[Stored records]
|---|

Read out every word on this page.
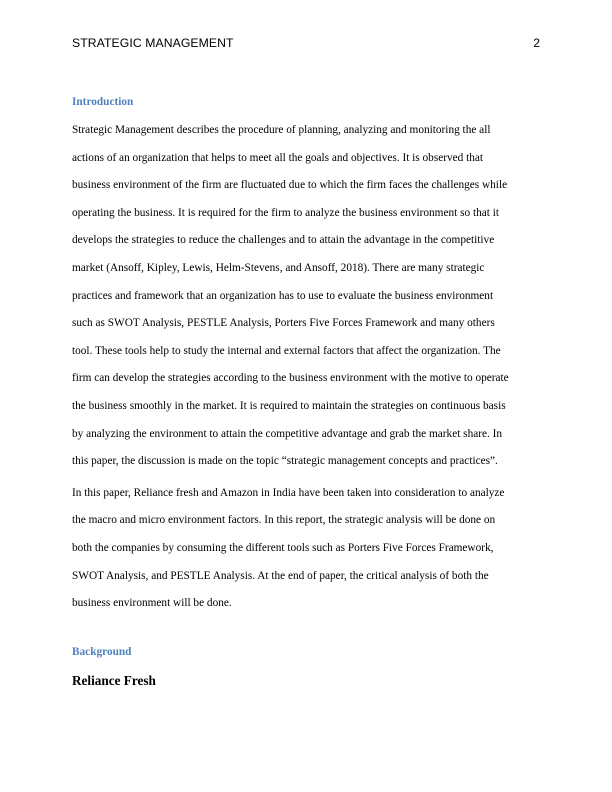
STRATEGIC MANAGEMENT	2
Introduction

Strategic Management describes the procedure of planning, analyzing and monitoring the all
actions of an organization that helps to meet all the goals and objectives. It is observed that
business environment of the firm are fluctuated due to which the firm faces the challenges while
operating the business. It is required for the firm to analyze the business environment so that it
develops the strategies to reduce the challenges and to attain the advantage in the competitive
market (Ansoff, Kipley, Lewis, Helm-Stevens, and Ansoff, 2018). There are many strategic
practices and framework that an organization has to use to evaluate the business environment
such as SWOT Analysis, PESTLE Analysis, Porters Five Forces Framework and many others
tool. These tools help to study the internal and external factors that affect the organization. The
firm can develop the strategies according to the business environment with the motive to operate
the business smoothly in the market. It is required to maintain the strategies on continuous basis
by analyzing the environment to attain the competitive advantage and grab the market share. In
this paper, the discussion is made on the topic “strategic management concepts and practices”.

In this paper, Reliance fresh and Amazon in India have been taken into consideration to analyze
the macro and micro environment factors. In this report, the strategic analysis will be done on
both the companies by consuming the different tools such as Porters Five Forces Framework,
SWOT Analysis, and PESTLE Analysis. At the end of paper, the critical analysis of both the
business environment will be done.

Background
Reliance Fresh
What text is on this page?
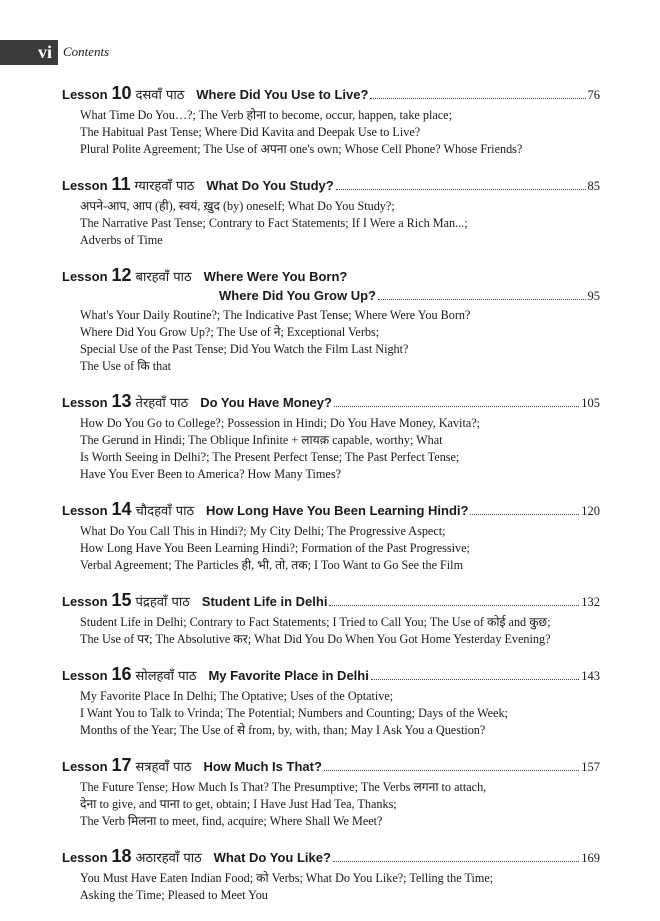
vi Contents
Lesson 10 दसवाँ पाठ Where Did You Use to Live?	76
What Time Do You…?; The Verb होना to become, occur, happen, take place;
The Habitual Past Tense; Where Did Kavita and Deepak Use to Live?
Plural Polite Agreement; The Use of अपना one's own; Whose Cell Phone? Whose Friends?
Lesson 11 ग्यारहवाँ पाठ What Do You Study?	85
अपने-आप, आप (ही), स्वयं, ख़ुद (by) oneself; What Do You Study?;
The Narrative Past Tense; Contrary to Fact Statements; If I Were a Rich Man...;
Adverbs of Time
Lesson 12 बारहवाँ पाठ Where Were You Born?
Where Did You Grow Up?	95
What's Your Daily Routine?; The Indicative Past Tense; Where Were You Born?
Where Did You Grow Up?; The Use of ने; Exceptional Verbs;
Special Use of the Past Tense; Did You Watch the Film Last Night?
The Use of कि that
Lesson 13 तेरहवाँ पाठ Do You Have Money?	105
How Do You Go to College?; Possession in Hindi; Do You Have Money, Kavita?;
The Gerund in Hindi; The Oblique Infinite + लायक़ capable, worthy; What
Is Worth Seeing in Delhi?; The Present Perfect Tense; The Past Perfect Tense;
Have You Ever Been to America? How Many Times?
Lesson 14 चौदहवाँ पाठ How Long Have You Been Learning Hindi?	120
What Do You Call This in Hindi?; My City Delhi; The Progressive Aspect;
How Long Have You Been Learning Hindi?; Formation of the Past Progressive;
Verbal Agreement; The Particles ही, भी, तो, तक; I Too Want to Go See the Film
Lesson 15 पंद्रहवाँ पाठ Student Life in Delhi	132
Student Life in Delhi; Contrary to Fact Statements; I Tried to Call You; The Use of कोई and कुछ;
The Use of पर; The Absolutive कर; What Did You Do When You Got Home Yesterday Evening?
Lesson 16 सोलहवाँ पाठ My Favorite Place in Delhi	143
My Favorite Place In Delhi; The Optative; Uses of the Optative;
I Want You to Talk to Vrinda; The Potential; Numbers and Counting; Days of the Week;
Months of the Year; The Use of से from, by, with, than; May I Ask You a Question?
Lesson 17 सत्रहवाँ पाठ How Much Is That?	157
The Future Tense; How Much Is That? The Presumptive; The Verbs लगना to attach,
देना to give, and पाना to get, obtain; I Have Just Had Tea, Thanks;
The Verb मिलना to meet, find, acquire; Where Shall We Meet?
Lesson 18 अठारहवाँ पाठ What Do You Like?	169
You Must Have Eaten Indian Food; को Verbs; What Do You Like?; Telling the Time;
Asking the Time; Pleased to Meet You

|---|

Transcribe all the records above word for word, without their images.

• _Completed task_:
Read out every word on this page.
STRATEGIC MANAGEMENT	2
Introduction

Strategic Management describes the procedure of planning, analyzing and monitoring the all
actions of an organization that helps to meet all the goals and objectives. It is observed that
business environment of the firm are fluctuated due to which the firm faces the challenges while
operating the business. It is required for the firm to analyze the business environment so that it
develops the strategies to reduce the challenges and to attain the advantage in the competitive
market (Ansoff, Kipley, Lewis, Helm-Stevens, and Ansoff, 2018). There are many strategic
practices and framework that an organization has to use to evaluate the business environment
such as SWOT Analysis, PESTLE Analysis, Porters Five Forces Framework and many others
tool. These tools help to study the internal and external factors that affect the organization. The
firm can develop the strategies according to the business environment with the motive to operate
the business smoothly in the market. It is required to maintain the strategies on continuous basis
by analyzing the environment to attain the competitive advantage and grab the market share. In
this paper, the discussion is made on the topic “strategic management concepts and practices”.

In this paper, Reliance fresh and Amazon in India have been taken into consideration to analyze
the macro and micro environment factors. In this report, the strategic analysis will be done on
both the companies by consuming the different tools such as Porters Five Forces Framework,
SWOT Analysis, and PESTLE Analysis. At the end of paper, the critical analysis of both the
business environment will be done.

Background
Reliance Fresh
What text is on this page?
vi Contents
Lesson 10 दसवाँ पाठ Where Did You Use to Live?	76
What Time Do You…?; The Verb होना to become, occur, happen, take place;
The Habitual Past Tense; Where Did Kavita and Deepak Use to Live?
Plural Polite Agreement; The Use of अपना one's own; Whose Cell Phone? Whose Friends?
Lesson 11 ग्यारहवाँ पाठ What Do You Study?	85
अपने-आप, आप (ही), स्वयं, ख़ुद (by) oneself; What Do You Study?;
The Narrative Past Tense; Contrary to Fact Statements; If I Were a Rich Man...;
Adverbs of Time
Lesson 12 बारहवाँ पाठ Where Were You Born?
Where Did You Grow Up?	95
What's Your Daily Routine?; The Indicative Past Tense; Where Were You Born?
Where Did You Grow Up?; The Use of ने; Exceptional Verbs;
Special Use of the Past Tense; Did You Watch the Film Last Night?
The Use of कि that
Lesson 13 तेरहवाँ पाठ Do You Have Money?	105
How Do You Go to College?; Possession in Hindi; Do You Have Money, Kavita?;
The Gerund in Hindi; The Oblique Infinite + लायक़ capable, worthy; What
Is Worth Seeing in Delhi?; The Present Perfect Tense; The Past Perfect Tense;
Have You Ever Been to America? How Many Times?
Lesson 14 चौदहवाँ पाठ How Long Have You Been Learning Hindi?	120
What Do You Call This in Hindi?; My City Delhi; The Progressive Aspect;
How Long Have You Been Learning Hindi?; Formation of the Past Progressive;
Verbal Agreement; The Particles ही, भी, तो, तक; I Too Want to Go See the Film
Lesson 15 पंद्रहवाँ पाठ Student Life in Delhi	132
Student Life in Delhi; Contrary to Fact Statements; I Tried to Call You; The Use of कोई and कुछ;
The Use of पर; The Absolutive कर; What Did You Do When You Got Home Yesterday Evening?
Lesson 16 सोलहवाँ पाठ My Favorite Place in Delhi	143
My Favorite Place In Delhi; The Optative; Uses of the Optative;
I Want You to Talk to Vrinda; The Potential; Numbers and Counting; Days of the Week;
Months of the Year; The Use of से from, by, with, than; May I Ask You a Question?
Lesson 17 सत्रहवाँ पाठ How Much Is That?	157
The Future Tense; How Much Is That? The Presumptive; The Verbs लगना to attach,
देना to give, and पाना to get, obtain; I Have Just Had Tea, Thanks;
The Verb मिलना to meet, find, acquire; Where Shall We Meet?
Lesson 18 अठारहवाँ पाठ What Do You Like?	169
You Must Have Eaten Indian Food; को Verbs; What Do You Like?; Telling the Time;
Asking the Time; Pleased to Meet You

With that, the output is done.